## What this task involves
Each line containing the word "lesz" must be collected.

## Material supplied
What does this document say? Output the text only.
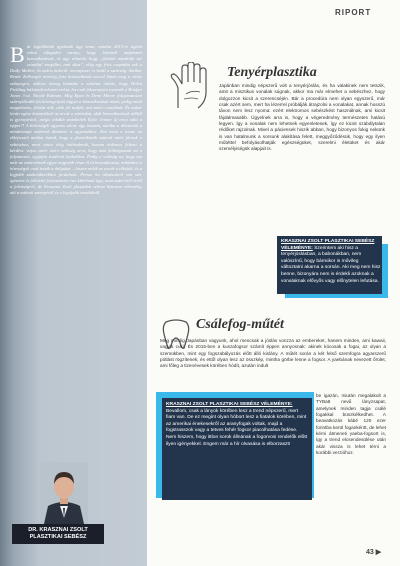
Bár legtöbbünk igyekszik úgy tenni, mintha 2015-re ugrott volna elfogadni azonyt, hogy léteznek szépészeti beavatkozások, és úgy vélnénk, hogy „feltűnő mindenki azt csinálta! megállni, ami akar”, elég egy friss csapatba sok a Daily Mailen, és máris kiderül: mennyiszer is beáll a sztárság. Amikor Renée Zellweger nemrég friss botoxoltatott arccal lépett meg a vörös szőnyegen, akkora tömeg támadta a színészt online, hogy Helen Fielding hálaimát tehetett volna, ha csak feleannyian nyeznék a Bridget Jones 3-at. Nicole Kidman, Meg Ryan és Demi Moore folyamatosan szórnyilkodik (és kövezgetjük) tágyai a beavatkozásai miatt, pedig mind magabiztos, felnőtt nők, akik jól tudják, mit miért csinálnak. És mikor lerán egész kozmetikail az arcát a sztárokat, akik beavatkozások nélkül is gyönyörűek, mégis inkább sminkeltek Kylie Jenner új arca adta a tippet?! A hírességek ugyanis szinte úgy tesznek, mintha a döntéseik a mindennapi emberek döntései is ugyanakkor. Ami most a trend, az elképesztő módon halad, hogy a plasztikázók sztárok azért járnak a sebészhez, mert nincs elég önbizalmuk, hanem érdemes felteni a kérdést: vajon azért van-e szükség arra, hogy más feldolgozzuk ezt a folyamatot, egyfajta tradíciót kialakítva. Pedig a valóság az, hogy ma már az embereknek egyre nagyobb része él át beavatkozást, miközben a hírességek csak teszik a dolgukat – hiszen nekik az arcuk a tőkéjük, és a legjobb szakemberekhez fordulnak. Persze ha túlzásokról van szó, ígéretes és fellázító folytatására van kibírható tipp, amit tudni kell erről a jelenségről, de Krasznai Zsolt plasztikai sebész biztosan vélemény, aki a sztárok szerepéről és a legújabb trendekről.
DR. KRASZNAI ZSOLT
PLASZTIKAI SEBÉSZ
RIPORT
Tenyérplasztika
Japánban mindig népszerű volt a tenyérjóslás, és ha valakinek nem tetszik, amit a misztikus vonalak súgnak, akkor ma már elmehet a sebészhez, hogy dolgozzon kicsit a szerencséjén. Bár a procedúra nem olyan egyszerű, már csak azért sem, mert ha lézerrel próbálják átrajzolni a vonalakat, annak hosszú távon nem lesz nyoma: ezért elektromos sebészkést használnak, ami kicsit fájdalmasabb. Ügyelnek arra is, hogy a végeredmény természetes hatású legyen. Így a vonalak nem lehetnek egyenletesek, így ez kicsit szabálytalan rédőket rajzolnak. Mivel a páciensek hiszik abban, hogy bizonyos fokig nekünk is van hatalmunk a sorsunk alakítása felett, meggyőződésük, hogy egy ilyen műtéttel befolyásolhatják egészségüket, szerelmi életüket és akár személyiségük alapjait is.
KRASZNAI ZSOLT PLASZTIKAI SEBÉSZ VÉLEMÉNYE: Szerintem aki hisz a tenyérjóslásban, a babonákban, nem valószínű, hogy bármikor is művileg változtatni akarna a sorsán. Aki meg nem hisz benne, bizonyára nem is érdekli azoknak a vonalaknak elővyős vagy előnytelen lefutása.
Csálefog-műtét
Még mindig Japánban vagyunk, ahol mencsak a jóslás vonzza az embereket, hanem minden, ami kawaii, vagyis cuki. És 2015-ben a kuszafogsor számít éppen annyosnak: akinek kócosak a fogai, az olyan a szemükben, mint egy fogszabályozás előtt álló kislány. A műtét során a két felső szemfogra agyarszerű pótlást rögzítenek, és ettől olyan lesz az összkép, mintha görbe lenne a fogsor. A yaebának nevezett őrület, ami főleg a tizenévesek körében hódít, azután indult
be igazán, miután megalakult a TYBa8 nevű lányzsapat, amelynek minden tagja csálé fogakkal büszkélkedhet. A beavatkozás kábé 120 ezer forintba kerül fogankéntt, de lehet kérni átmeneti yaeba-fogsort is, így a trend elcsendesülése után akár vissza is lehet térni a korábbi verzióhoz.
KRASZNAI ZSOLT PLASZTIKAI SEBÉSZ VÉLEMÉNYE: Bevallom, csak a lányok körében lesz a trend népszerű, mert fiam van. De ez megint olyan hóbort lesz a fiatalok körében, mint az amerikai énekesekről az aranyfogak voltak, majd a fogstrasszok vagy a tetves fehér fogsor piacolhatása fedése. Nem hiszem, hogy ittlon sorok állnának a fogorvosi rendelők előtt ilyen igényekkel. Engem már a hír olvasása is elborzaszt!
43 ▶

---

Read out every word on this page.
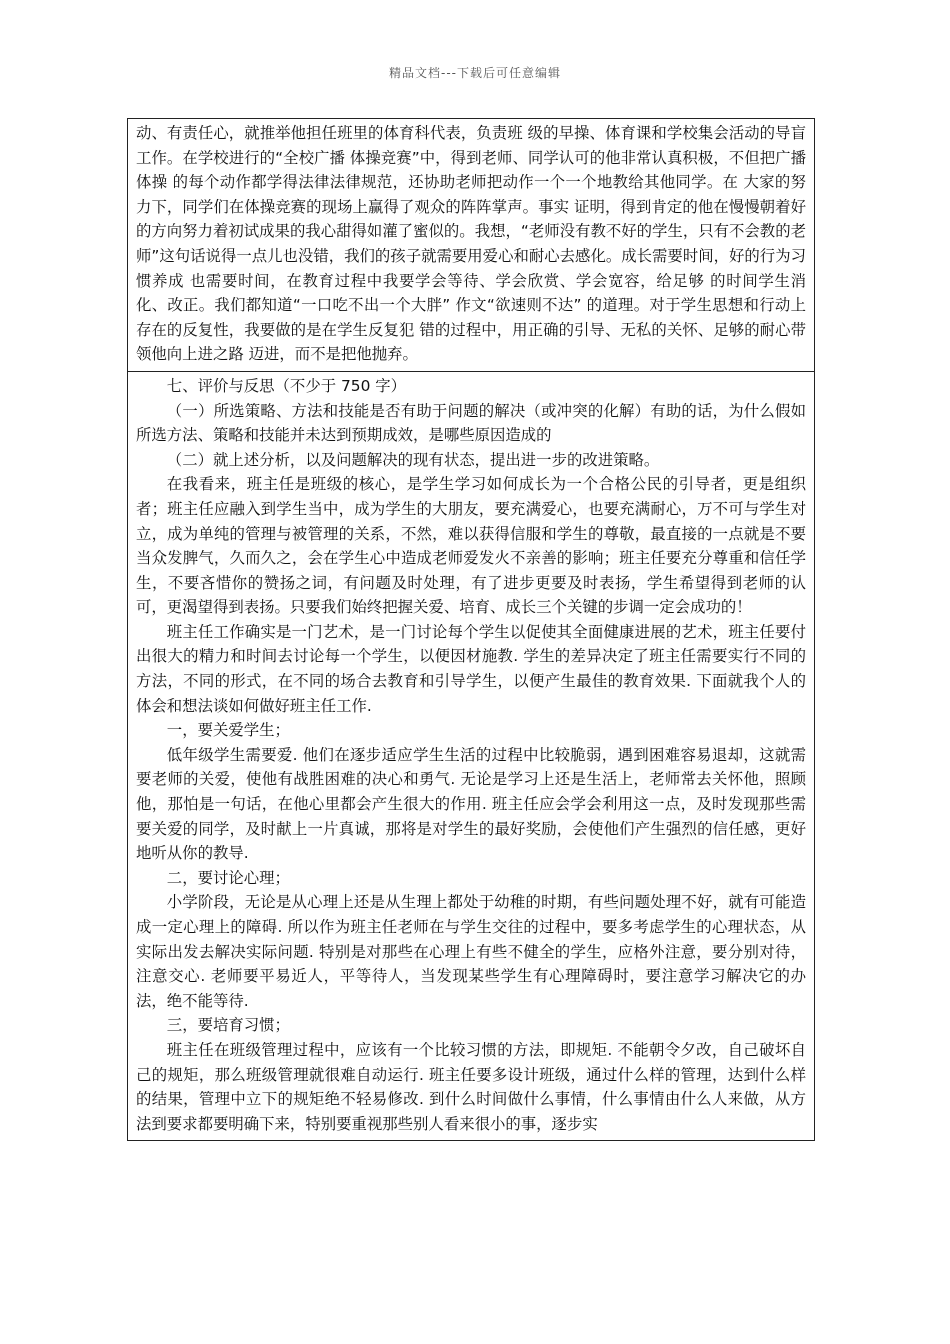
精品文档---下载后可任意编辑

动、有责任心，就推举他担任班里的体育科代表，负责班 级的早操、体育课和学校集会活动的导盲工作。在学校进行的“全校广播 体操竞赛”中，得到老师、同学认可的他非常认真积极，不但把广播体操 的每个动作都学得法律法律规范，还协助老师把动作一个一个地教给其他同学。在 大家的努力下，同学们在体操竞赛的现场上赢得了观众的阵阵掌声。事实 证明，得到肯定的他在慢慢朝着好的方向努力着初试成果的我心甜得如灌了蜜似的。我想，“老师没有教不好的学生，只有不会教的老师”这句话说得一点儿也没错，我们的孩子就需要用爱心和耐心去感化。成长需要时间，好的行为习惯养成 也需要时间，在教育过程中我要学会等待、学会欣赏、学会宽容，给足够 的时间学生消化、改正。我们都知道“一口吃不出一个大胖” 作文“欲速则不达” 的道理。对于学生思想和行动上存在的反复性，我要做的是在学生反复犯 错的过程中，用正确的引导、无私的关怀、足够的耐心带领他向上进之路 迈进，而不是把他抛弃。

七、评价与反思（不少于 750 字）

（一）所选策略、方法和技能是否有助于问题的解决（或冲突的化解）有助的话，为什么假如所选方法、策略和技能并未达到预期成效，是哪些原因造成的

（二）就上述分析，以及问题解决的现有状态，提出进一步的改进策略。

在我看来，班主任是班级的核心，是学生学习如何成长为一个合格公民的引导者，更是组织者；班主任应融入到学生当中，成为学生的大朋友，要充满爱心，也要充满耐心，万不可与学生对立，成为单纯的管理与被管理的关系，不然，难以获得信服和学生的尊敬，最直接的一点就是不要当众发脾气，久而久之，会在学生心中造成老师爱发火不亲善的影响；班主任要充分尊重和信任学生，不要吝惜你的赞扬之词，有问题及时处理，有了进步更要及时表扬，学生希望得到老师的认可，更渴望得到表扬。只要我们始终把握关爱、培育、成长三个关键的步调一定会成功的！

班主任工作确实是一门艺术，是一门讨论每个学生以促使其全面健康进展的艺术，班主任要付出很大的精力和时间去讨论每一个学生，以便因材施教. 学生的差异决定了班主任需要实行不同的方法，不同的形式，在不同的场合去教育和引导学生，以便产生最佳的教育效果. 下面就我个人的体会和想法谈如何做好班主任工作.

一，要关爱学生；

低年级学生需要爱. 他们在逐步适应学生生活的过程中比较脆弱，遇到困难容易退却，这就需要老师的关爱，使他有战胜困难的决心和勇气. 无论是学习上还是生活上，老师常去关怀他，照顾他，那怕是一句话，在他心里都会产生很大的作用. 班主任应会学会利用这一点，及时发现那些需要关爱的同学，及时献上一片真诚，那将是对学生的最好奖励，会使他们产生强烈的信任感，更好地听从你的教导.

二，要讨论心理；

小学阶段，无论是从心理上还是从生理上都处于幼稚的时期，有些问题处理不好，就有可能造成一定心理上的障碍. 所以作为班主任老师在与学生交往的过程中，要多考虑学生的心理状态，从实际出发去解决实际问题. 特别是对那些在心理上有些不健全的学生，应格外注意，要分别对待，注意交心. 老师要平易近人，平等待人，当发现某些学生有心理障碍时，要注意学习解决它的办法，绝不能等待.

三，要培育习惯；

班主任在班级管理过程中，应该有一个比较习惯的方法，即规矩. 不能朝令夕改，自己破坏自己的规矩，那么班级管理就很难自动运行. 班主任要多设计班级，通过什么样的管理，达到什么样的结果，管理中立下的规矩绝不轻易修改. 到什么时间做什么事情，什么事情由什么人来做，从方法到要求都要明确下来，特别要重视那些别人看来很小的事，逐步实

## Result for this task
Japánban mindig népszerű volt a tenyérjóslás, és ha valakinek nem tetszik, amit a misztikus vonalak súgnak, akkor ma már elmehet a sebészhez, hogy dolgozzon kicsit a szerencséjén. Bár a procedúra nem olyan egyszerű, már csak azért sem, mert ha lézerrel próbálják átrajzolni a vonalakat, annak hosszú távon nem lesz nyoma: ezért elektromos sebészkést használnak, ami kicsit fájdalmasabb. Ügyelnek arra is, hogy a végeredmény természetes hatású legyen. Így a vonalak nem lehetnek egyenletesek, így ez kicsit szabálytalan rédőket rajzolnak. Mivel a páciensek hiszik abban, hogy bizonyos fokig nekünk is van hatalmunk a sorsunk alakítása felett, meggyőződésük, hogy egy ilyen műtéttel befolyásolhatják egészségüket, szerelmi életüket és akár személyiségük alapjait is.
Még mindig Japánban vagyunk, ahol mencsak a jóslás vonzza az embereket, hanem minden, ami kawaii, vagyis cuki. És 2015-ben a kuszafogsor számít éppen annyosnak: akinek kócosak a fogai, az olyan a szemükben, mint egy fogszabályozás előtt álló kislány. A műtét során a két felső szemfogra agyarszerű pótlást rögzítenek, és ettől olyan lesz az összkép, mintha görbe lenne a fogsor. A yaebának nevezett őrület, ami főleg a tizenévesek körében hódít, azután indult
KRASZNAI ZSOLT PLASZTIKAI SEBÉSZ VÉLEMÉNYE: Bevallom, csak a lányok körében lesz a trend népszerű, mert fiam van. De ez megint olyan hóbort lesz a fiatalok körében, mint az amerikai énekesekről az aranyfogak voltak, majd a fogstrasszok vagy a tetves fehér fogsor piacolhatása fedése. Nem hiszem, hogy ittlon sorok állnának a fogorvosi rendelők előtt ilyen igényekkel. Engem már a hír olvasása is elborzaszt!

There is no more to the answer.